## Direction
Reproduce the listing below line for line, with no changes.

## Dataset excerpts
+-------+
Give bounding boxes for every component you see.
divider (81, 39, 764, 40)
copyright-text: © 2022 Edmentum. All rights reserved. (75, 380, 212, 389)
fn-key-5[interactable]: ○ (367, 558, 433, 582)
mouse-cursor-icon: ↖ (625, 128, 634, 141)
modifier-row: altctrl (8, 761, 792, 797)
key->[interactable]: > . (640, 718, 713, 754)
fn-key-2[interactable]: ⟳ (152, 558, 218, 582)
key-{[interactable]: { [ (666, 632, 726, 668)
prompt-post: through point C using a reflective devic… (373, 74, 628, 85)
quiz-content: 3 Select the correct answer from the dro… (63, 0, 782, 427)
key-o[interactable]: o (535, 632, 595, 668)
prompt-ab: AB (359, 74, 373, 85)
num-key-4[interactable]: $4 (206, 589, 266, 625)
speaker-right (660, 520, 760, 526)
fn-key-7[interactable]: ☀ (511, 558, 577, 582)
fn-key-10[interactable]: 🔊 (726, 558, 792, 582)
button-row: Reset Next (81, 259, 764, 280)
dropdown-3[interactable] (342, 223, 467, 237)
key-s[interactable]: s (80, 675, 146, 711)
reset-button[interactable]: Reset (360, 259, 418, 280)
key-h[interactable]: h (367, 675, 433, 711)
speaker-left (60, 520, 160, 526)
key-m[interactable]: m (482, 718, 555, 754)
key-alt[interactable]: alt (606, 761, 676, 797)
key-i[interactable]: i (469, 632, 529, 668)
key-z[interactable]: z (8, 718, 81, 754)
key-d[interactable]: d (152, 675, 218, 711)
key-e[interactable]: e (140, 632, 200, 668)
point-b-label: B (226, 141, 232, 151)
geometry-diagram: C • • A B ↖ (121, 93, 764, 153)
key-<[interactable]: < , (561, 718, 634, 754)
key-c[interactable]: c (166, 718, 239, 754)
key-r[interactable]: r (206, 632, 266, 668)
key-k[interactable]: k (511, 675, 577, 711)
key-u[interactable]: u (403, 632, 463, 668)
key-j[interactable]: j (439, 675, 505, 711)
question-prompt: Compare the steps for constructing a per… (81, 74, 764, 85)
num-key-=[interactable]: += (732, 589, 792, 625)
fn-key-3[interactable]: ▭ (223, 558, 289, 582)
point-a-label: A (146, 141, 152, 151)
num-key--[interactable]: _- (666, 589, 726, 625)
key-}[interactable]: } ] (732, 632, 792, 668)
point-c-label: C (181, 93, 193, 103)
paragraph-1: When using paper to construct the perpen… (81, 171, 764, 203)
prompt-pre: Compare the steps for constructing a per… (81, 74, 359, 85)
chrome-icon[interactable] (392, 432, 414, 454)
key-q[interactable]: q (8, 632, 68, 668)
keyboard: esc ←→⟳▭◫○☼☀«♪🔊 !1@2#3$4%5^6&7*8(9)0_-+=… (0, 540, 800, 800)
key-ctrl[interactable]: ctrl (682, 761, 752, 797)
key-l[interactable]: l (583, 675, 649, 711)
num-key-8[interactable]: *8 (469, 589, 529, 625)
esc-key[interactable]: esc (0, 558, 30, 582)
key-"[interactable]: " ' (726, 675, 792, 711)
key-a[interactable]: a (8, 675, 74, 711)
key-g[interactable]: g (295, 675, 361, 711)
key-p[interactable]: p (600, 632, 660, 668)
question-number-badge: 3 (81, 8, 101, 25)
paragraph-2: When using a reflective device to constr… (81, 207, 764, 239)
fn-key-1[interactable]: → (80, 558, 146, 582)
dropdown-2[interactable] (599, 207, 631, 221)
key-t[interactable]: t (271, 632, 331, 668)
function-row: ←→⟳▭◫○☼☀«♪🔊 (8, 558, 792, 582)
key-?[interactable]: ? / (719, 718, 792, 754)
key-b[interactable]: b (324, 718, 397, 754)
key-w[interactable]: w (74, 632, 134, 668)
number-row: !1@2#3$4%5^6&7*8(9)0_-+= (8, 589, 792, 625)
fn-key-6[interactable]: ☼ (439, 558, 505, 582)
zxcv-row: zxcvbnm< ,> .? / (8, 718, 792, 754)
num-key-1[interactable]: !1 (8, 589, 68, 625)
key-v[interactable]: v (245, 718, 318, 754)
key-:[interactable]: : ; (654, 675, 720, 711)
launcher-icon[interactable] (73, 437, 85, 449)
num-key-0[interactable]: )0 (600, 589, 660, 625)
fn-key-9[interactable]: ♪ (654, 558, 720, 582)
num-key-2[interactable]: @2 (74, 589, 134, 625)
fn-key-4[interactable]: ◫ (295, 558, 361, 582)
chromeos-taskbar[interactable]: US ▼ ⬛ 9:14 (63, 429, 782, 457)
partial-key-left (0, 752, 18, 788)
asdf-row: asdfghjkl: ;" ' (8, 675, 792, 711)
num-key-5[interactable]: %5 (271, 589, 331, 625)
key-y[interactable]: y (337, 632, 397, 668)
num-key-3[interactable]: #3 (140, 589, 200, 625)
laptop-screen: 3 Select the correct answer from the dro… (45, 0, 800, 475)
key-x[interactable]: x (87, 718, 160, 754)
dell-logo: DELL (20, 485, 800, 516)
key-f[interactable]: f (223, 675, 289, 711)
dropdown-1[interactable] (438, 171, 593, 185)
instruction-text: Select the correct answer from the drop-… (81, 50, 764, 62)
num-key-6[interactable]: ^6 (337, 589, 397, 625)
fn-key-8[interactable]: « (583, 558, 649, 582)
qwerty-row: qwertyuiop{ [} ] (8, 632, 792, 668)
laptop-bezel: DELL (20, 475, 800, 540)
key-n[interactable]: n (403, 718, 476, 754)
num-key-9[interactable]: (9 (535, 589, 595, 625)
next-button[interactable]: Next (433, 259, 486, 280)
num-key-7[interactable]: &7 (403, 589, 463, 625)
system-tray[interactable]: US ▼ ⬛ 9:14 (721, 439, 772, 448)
+-------+
## Answer to this problem
Give bounding boxes for every component you see.
divider (81, 39, 764, 40)
copyright-text: © 2022 Edmentum. All rights reserved. (75, 380, 212, 389)
fn-key-5[interactable]: ○ (367, 558, 433, 582)
mouse-cursor-icon: ↖ (625, 128, 634, 141)
modifier-row: altctrl (8, 761, 792, 797)
key->[interactable]: > . (640, 718, 713, 754)
fn-key-2[interactable]: ⟳ (152, 558, 218, 582)
key-{[interactable]: { [ (666, 632, 726, 668)
prompt-post: through point C using a reflective devic… (373, 74, 628, 85)
quiz-content: 3 Select the correct answer from the dro… (63, 0, 782, 427)
key-o[interactable]: o (535, 632, 595, 668)
prompt-ab: AB (359, 74, 373, 85)
num-key-4[interactable]: $4 (206, 589, 266, 625)
speaker-right (660, 520, 760, 526)
fn-key-7[interactable]: ☀ (511, 558, 577, 582)
fn-key-10[interactable]: 🔊 (726, 558, 792, 582)
button-row: Reset Next (81, 259, 764, 280)
dropdown-3[interactable] (342, 223, 467, 237)
key-s[interactable]: s (80, 675, 146, 711)
reset-button[interactable]: Reset (360, 259, 418, 280)
key-h[interactable]: h (367, 675, 433, 711)
speaker-left (60, 520, 160, 526)
key-m[interactable]: m (482, 718, 555, 754)
key-alt[interactable]: alt (606, 761, 676, 797)
key-i[interactable]: i (469, 632, 529, 668)
key-z[interactable]: z (8, 718, 81, 754)
key-d[interactable]: d (152, 675, 218, 711)
key-e[interactable]: e (140, 632, 200, 668)
point-b-label: B (226, 141, 232, 151)
geometry-diagram: C • • A B ↖ (121, 93, 764, 153)
key-<[interactable]: < , (561, 718, 634, 754)
key-c[interactable]: c (166, 718, 239, 754)
key-r[interactable]: r (206, 632, 266, 668)
key-k[interactable]: k (511, 675, 577, 711)
key-u[interactable]: u (403, 632, 463, 668)
key-j[interactable]: j (439, 675, 505, 711)
question-prompt: Compare the steps for constructing a per… (81, 74, 764, 85)
num-key-=[interactable]: += (732, 589, 792, 625)
fn-key-3[interactable]: ▭ (223, 558, 289, 582)
point-a-label: A (146, 141, 152, 151)
num-key--[interactable]: _- (666, 589, 726, 625)
key-}[interactable]: } ] (732, 632, 792, 668)
point-c-label: C (181, 93, 193, 103)
paragraph-1: When using paper to construct the perpen… (81, 171, 764, 203)
prompt-pre: Compare the steps for constructing a per… (81, 74, 359, 85)
chrome-icon[interactable] (392, 432, 414, 454)
key-q[interactable]: q (8, 632, 68, 668)
keyboard: esc ←→⟳▭◫○☼☀«♪🔊 !1@2#3$4%5^6&7*8(9)0_-+=… (0, 540, 800, 800)
key-ctrl[interactable]: ctrl (682, 761, 752, 797)
key-l[interactable]: l (583, 675, 649, 711)
num-key-8[interactable]: *8 (469, 589, 529, 625)
esc-key[interactable]: esc (0, 558, 30, 582)
key-"[interactable]: " ' (726, 675, 792, 711)
key-a[interactable]: a (8, 675, 74, 711)
key-g[interactable]: g (295, 675, 361, 711)
key-p[interactable]: p (600, 632, 660, 668)
question-number-badge: 3 (81, 8, 101, 25)
paragraph-2: When using a reflective device to constr… (81, 207, 764, 239)
fn-key-1[interactable]: → (80, 558, 146, 582)
dropdown-2[interactable] (599, 207, 631, 221)
key-t[interactable]: t (271, 632, 331, 668)
function-row: ←→⟳▭◫○☼☀«♪🔊 (8, 558, 792, 582)
key-?[interactable]: ? / (719, 718, 792, 754)
key-b[interactable]: b (324, 718, 397, 754)
key-w[interactable]: w (74, 632, 134, 668)
number-row: !1@2#3$4%5^6&7*8(9)0_-+= (8, 589, 792, 625)
fn-key-6[interactable]: ☼ (439, 558, 505, 582)
zxcv-row: zxcvbnm< ,> .? / (8, 718, 792, 754)
num-key-1[interactable]: !1 (8, 589, 68, 625)
key-v[interactable]: v (245, 718, 318, 754)
key-:[interactable]: : ; (654, 675, 720, 711)
launcher-icon[interactable] (73, 437, 85, 449)
num-key-0[interactable]: )0 (600, 589, 660, 625)
fn-key-9[interactable]: ♪ (654, 558, 720, 582)
num-key-2[interactable]: @2 (74, 589, 134, 625)
fn-key-4[interactable]: ◫ (295, 558, 361, 582)
chromeos-taskbar[interactable]: US ▼ ⬛ 9:14 (63, 429, 782, 457)
partial-key-left (0, 752, 18, 788)
asdf-row: asdfghjkl: ;" ' (8, 675, 792, 711)
num-key-5[interactable]: %5 (271, 589, 331, 625)
key-y[interactable]: y (337, 632, 397, 668)
num-key-3[interactable]: #3 (140, 589, 200, 625)
laptop-screen: 3 Select the correct answer from the dro… (45, 0, 800, 475)
key-x[interactable]: x (87, 718, 160, 754)
dell-logo: DELL (20, 485, 800, 516)
key-f[interactable]: f (223, 675, 289, 711)
dropdown-1[interactable] (438, 171, 593, 185)
instruction-text: Select the correct answer from the drop-… (81, 50, 764, 62)
num-key-6[interactable]: ^6 (337, 589, 397, 625)
fn-key-8[interactable]: « (583, 558, 649, 582)
qwerty-row: qwertyuiop{ [} ] (8, 632, 792, 668)
laptop-bezel: DELL (20, 475, 800, 540)
key-n[interactable]: n (403, 718, 476, 754)
num-key-9[interactable]: (9 (535, 589, 595, 625)
next-button[interactable]: Next (433, 259, 486, 280)
num-key-7[interactable]: &7 (403, 589, 463, 625)
system-tray[interactable]: US ▼ ⬛ 9:14 (721, 439, 772, 448)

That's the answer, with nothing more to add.